Exercise:
Below are some records. Say in a single number how many of their lines include the word "icon".

Stored data entries:
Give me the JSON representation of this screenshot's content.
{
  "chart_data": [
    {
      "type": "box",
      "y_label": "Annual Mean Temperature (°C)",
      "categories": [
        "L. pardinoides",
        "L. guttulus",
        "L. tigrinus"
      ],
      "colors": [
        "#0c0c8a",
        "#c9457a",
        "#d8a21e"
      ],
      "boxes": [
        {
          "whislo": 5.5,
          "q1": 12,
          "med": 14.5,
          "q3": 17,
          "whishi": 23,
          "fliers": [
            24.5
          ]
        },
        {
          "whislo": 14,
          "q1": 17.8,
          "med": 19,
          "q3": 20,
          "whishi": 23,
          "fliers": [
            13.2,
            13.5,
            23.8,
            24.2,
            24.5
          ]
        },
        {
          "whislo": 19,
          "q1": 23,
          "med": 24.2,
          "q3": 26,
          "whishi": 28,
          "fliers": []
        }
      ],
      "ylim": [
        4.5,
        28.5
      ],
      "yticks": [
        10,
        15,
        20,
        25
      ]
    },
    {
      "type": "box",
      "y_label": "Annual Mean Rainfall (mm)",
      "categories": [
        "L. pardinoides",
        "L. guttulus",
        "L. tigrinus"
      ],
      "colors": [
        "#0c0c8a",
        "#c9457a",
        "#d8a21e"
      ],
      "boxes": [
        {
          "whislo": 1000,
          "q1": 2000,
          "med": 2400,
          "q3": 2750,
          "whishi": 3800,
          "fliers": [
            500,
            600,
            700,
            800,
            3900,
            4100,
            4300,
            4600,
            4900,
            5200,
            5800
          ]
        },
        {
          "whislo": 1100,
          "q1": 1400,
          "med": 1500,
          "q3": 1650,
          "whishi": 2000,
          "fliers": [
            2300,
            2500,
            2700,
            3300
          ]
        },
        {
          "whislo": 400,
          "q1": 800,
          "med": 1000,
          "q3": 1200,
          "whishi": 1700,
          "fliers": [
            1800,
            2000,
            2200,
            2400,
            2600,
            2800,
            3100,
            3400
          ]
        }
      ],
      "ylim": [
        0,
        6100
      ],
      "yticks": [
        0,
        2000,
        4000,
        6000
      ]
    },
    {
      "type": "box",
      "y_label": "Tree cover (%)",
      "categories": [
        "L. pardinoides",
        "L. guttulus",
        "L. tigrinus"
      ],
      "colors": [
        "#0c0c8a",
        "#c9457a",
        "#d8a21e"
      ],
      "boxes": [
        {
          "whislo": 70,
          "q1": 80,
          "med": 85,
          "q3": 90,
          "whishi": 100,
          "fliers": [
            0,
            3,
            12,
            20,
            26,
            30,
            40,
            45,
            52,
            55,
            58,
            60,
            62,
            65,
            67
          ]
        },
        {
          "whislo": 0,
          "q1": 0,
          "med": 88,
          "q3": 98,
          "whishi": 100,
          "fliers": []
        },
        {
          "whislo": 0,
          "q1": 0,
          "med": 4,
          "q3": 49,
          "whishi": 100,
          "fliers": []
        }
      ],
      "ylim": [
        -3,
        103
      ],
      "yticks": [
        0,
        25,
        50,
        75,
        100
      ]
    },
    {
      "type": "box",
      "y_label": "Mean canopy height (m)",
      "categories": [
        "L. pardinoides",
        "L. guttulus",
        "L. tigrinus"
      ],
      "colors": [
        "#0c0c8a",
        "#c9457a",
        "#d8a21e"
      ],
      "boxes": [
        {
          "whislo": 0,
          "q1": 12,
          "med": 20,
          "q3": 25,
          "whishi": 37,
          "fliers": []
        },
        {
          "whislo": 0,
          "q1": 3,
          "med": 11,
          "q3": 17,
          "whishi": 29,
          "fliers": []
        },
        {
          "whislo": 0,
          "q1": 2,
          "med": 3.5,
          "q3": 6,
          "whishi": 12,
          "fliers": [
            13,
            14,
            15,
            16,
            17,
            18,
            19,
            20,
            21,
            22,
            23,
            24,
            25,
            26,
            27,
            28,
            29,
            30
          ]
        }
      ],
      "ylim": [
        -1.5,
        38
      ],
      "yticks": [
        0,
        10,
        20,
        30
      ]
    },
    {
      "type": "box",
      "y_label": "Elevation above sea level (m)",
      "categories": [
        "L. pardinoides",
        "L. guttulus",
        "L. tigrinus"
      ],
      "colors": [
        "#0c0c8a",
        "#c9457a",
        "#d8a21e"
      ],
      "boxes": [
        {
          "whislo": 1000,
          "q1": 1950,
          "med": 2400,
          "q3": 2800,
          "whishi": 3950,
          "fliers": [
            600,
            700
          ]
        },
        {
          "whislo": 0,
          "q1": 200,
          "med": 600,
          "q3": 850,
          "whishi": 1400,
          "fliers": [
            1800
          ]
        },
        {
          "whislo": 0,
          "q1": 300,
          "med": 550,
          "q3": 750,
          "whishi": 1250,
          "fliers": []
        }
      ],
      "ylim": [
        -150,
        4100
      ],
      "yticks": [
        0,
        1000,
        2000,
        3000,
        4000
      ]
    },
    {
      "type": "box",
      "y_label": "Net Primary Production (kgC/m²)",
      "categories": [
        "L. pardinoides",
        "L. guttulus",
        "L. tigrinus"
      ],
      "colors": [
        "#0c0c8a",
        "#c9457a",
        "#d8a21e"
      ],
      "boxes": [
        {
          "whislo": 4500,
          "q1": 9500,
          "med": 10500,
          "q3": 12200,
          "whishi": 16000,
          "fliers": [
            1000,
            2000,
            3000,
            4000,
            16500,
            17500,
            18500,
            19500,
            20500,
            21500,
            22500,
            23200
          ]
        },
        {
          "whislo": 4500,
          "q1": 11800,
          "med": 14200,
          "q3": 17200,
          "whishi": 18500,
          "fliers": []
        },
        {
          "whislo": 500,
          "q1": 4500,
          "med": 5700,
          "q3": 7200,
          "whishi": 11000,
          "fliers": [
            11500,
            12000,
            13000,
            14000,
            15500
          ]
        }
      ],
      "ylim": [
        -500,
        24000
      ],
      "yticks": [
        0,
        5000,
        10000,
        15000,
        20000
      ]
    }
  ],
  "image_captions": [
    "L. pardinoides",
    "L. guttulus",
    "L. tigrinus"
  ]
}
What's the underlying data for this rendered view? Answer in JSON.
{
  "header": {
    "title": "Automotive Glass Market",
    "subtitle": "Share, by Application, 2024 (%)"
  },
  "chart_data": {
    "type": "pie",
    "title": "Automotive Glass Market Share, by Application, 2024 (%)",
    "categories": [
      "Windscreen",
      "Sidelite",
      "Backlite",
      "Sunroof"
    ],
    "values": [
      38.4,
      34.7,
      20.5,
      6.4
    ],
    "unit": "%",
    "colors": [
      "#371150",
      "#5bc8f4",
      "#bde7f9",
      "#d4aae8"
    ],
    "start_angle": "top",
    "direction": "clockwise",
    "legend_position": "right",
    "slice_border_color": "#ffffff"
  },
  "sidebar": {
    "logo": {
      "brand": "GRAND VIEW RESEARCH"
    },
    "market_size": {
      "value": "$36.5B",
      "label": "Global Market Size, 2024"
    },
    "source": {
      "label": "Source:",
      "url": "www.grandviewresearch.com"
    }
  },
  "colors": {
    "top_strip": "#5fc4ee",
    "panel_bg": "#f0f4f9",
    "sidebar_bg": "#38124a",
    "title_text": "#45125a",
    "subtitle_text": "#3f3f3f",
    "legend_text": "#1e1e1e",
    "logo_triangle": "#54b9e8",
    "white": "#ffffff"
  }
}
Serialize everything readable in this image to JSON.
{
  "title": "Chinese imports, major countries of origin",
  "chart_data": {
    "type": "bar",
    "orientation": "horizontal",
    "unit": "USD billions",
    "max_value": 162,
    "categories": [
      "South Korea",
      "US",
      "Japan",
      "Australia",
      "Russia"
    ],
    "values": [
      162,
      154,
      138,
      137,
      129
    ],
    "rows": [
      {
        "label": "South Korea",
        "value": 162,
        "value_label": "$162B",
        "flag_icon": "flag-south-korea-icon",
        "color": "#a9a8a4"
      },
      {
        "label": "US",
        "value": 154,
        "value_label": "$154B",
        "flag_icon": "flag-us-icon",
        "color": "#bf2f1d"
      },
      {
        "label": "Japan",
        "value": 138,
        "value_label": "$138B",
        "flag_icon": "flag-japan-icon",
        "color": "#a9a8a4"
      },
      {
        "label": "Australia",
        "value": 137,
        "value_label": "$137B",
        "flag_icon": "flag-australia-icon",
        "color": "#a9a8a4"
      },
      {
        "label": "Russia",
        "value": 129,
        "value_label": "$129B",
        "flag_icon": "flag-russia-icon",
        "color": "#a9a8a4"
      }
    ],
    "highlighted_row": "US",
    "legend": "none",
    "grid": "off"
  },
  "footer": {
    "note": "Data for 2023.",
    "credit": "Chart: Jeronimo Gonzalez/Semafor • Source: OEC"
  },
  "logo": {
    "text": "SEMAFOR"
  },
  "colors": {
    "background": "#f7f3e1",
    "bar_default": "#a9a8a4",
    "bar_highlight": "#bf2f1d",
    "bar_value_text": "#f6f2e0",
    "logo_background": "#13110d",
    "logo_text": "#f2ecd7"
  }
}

Full answer:
5